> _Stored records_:
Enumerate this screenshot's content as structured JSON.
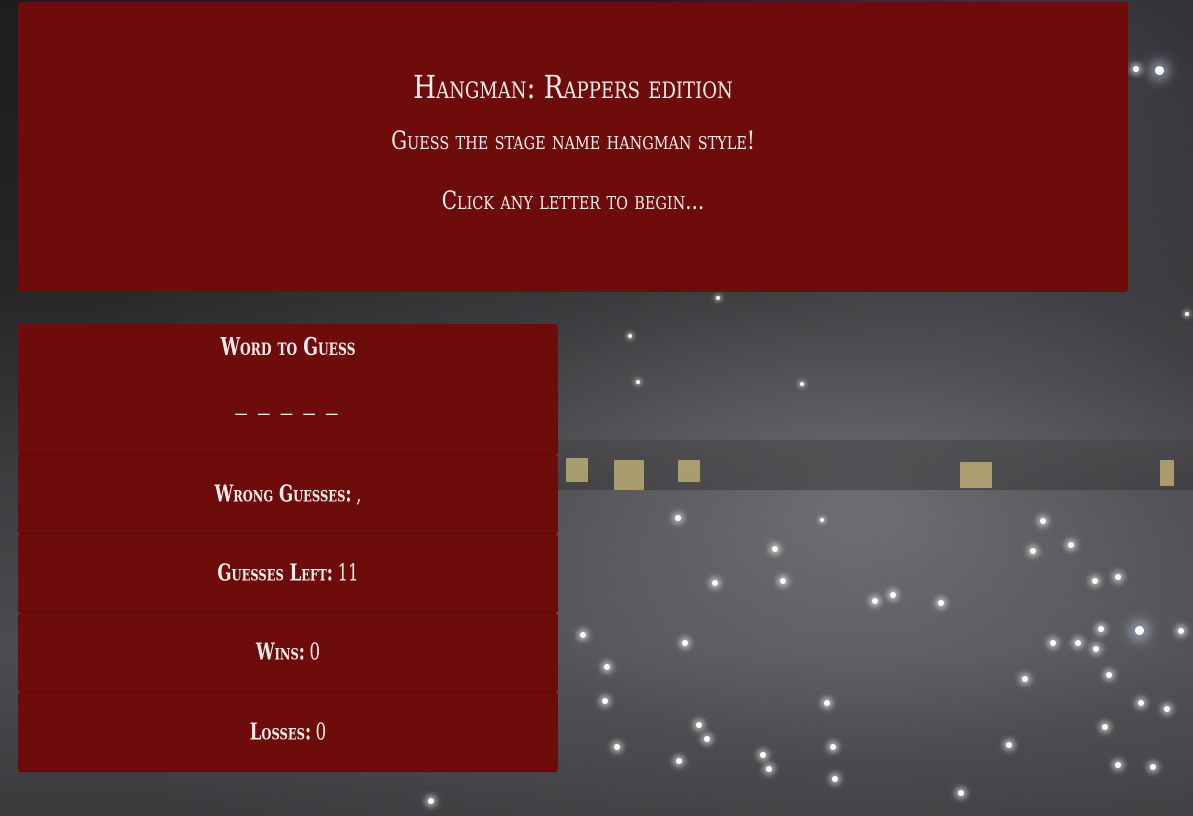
{
  "header": {
    "title": "Hangman: Rappers edition",
    "subtitle": "Guess the stage name hangman style!",
    "prompt": "Click any letter to begin..."
  },
  "game": {
    "word_label": "Word to Guess",
    "word_blanks": "_ _ _ _ _",
    "wrong_label": "Wrong Guesses:",
    "wrong_value": ",",
    "left_label": "Guesses Left:",
    "left_value": "11",
    "wins_label": "Wins:",
    "wins_value": "0",
    "losses_label": "Losses:",
    "losses_value": "0"
  },
  "colors": {
    "panel": "#6e0c0c",
    "text": "#f3ecec"
  },
  "background": {
    "description_icon": "concert-crowd-image"
  }
}
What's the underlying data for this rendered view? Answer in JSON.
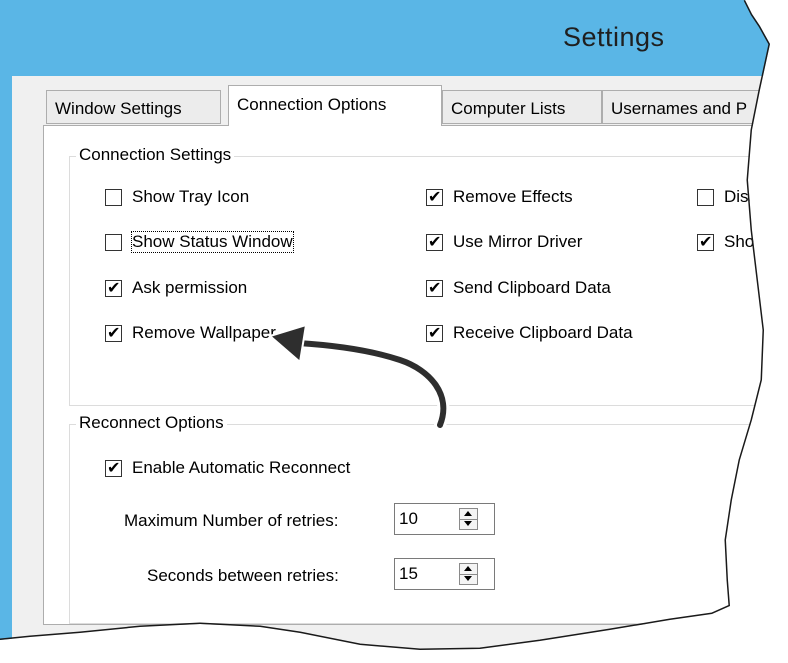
{
  "window": {
    "title": "Settings"
  },
  "tabs": [
    {
      "label": "Window Settings",
      "active": false
    },
    {
      "label": "Connection Options",
      "active": true
    },
    {
      "label": "Computer Lists",
      "active": false
    },
    {
      "label": "Usernames and P",
      "active": false
    }
  ],
  "connection_settings": {
    "group_label": "Connection Settings",
    "checkboxes": [
      {
        "label": "Show Tray Icon",
        "checked": false
      },
      {
        "label": "Show Status Window",
        "checked": false
      },
      {
        "label": "Ask permission",
        "checked": true
      },
      {
        "label": "Remove Wallpaper",
        "checked": true
      },
      {
        "label": "Remove Effects",
        "checked": true
      },
      {
        "label": "Use Mirror Driver",
        "checked": true
      },
      {
        "label": "Send Clipboard Data",
        "checked": true
      },
      {
        "label": "Receive Clipboard Data",
        "checked": true
      },
      {
        "label": "Disab",
        "checked": false
      },
      {
        "label": "Show",
        "checked": true
      }
    ]
  },
  "reconnect_options": {
    "group_label": "Reconnect Options",
    "enable_checkbox": {
      "label": "Enable Automatic Reconnect",
      "checked": true
    },
    "max_retries": {
      "label": "Maximum Number of retries:",
      "value": "10"
    },
    "seconds_between": {
      "label": "Seconds between retries:",
      "value": "15"
    }
  }
}
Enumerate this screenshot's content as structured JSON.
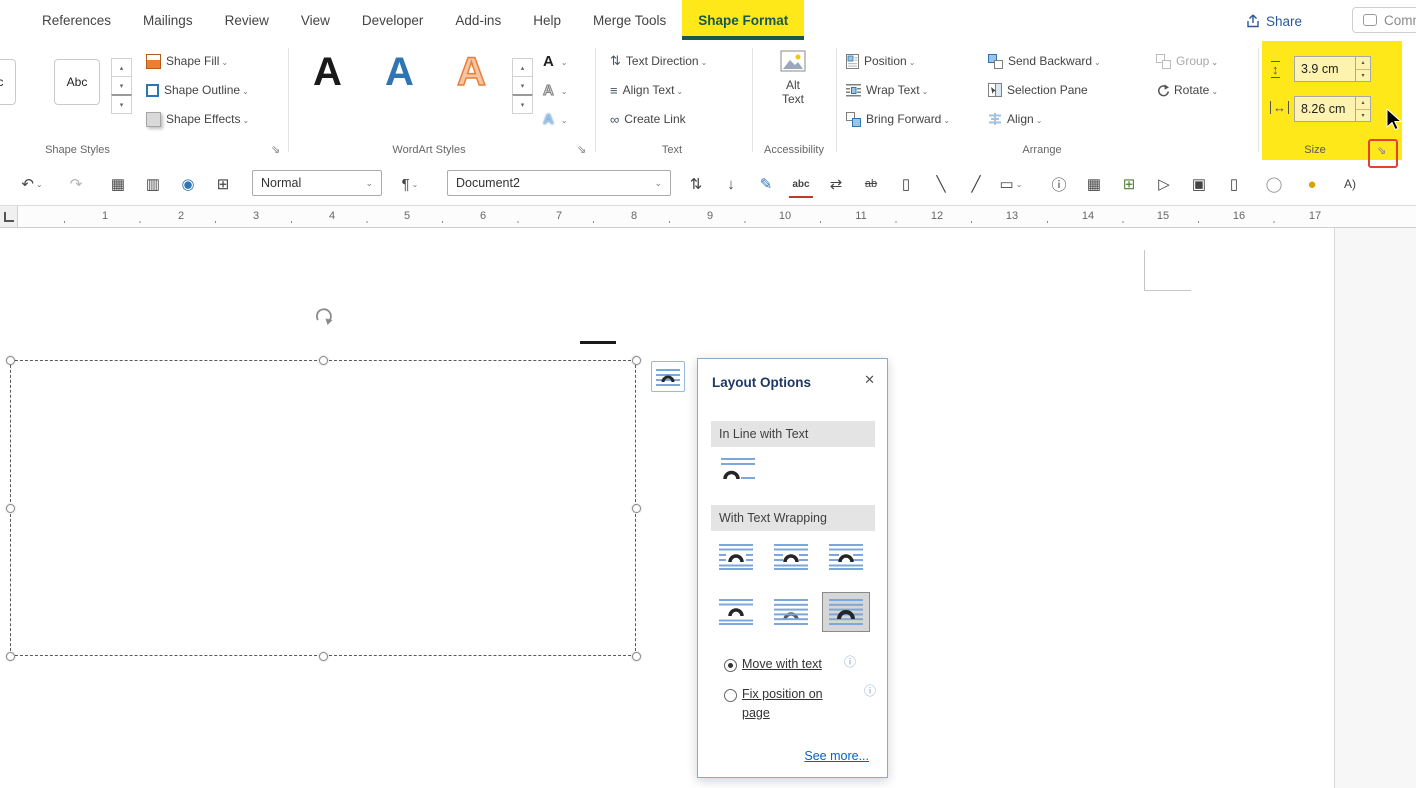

> _Given exercise_: Every record above should be transcribed exactly; the pictures stay out of the copy.

> _Solution to this task_:
Enumerate this screenshot's content as structured JSON.
{
  "header": {
    "title": "Hangman: Rappers edition",
    "subtitle": "Guess the stage name hangman style!",
    "prompt": "Click any letter to begin..."
  },
  "game": {
    "word_label": "Word to Guess",
    "word_blanks": "_ _ _ _ _",
    "wrong_label": "Wrong Guesses:",
    "wrong_value": ",",
    "left_label": "Guesses Left:",
    "left_value": "11",
    "wins_label": "Wins:",
    "wins_value": "0",
    "losses_label": "Losses:",
    "losses_value": "0"
  },
  "colors": {
    "panel": "#6e0c0c",
    "text": "#f3ecec"
  },
  "background": {
    "description_icon": "concert-crowd-image"
  }
}
What's the underlying data for this rendered view? Answer in JSON.
{
  "window": {
    "title": "Settings"
  },
  "tabs": [
    {
      "label": "Window Settings",
      "active": false
    },
    {
      "label": "Connection Options",
      "active": true
    },
    {
      "label": "Computer Lists",
      "active": false
    },
    {
      "label": "Usernames and P",
      "active": false
    }
  ],
  "connection_settings": {
    "group_label": "Connection Settings",
    "checkboxes": [
      {
        "label": "Show Tray Icon",
        "checked": false
      },
      {
        "label": "Show Status Window",
        "checked": false
      },
      {
        "label": "Ask permission",
        "checked": true
      },
      {
        "label": "Remove Wallpaper",
        "checked": true
      },
      {
        "label": "Remove Effects",
        "checked": true
      },
      {
        "label": "Use Mirror Driver",
        "checked": true
      },
      {
        "label": "Send Clipboard Data",
        "checked": true
      },
      {
        "label": "Receive Clipboard Data",
        "checked": true
      },
      {
        "label": "Disab",
        "checked": false
      },
      {
        "label": "Show",
        "checked": true
      }
    ]
  },
  "reconnect_options": {
    "group_label": "Reconnect Options",
    "enable_checkbox": {
      "label": "Enable Automatic Reconnect",
      "checked": true
    },
    "max_retries": {
      "label": "Maximum Number of retries:",
      "value": "10"
    },
    "seconds_between": {
      "label": "Seconds between retries:",
      "value": "15"
    }
  }
}
Enumerate this screenshot's content as structured JSON.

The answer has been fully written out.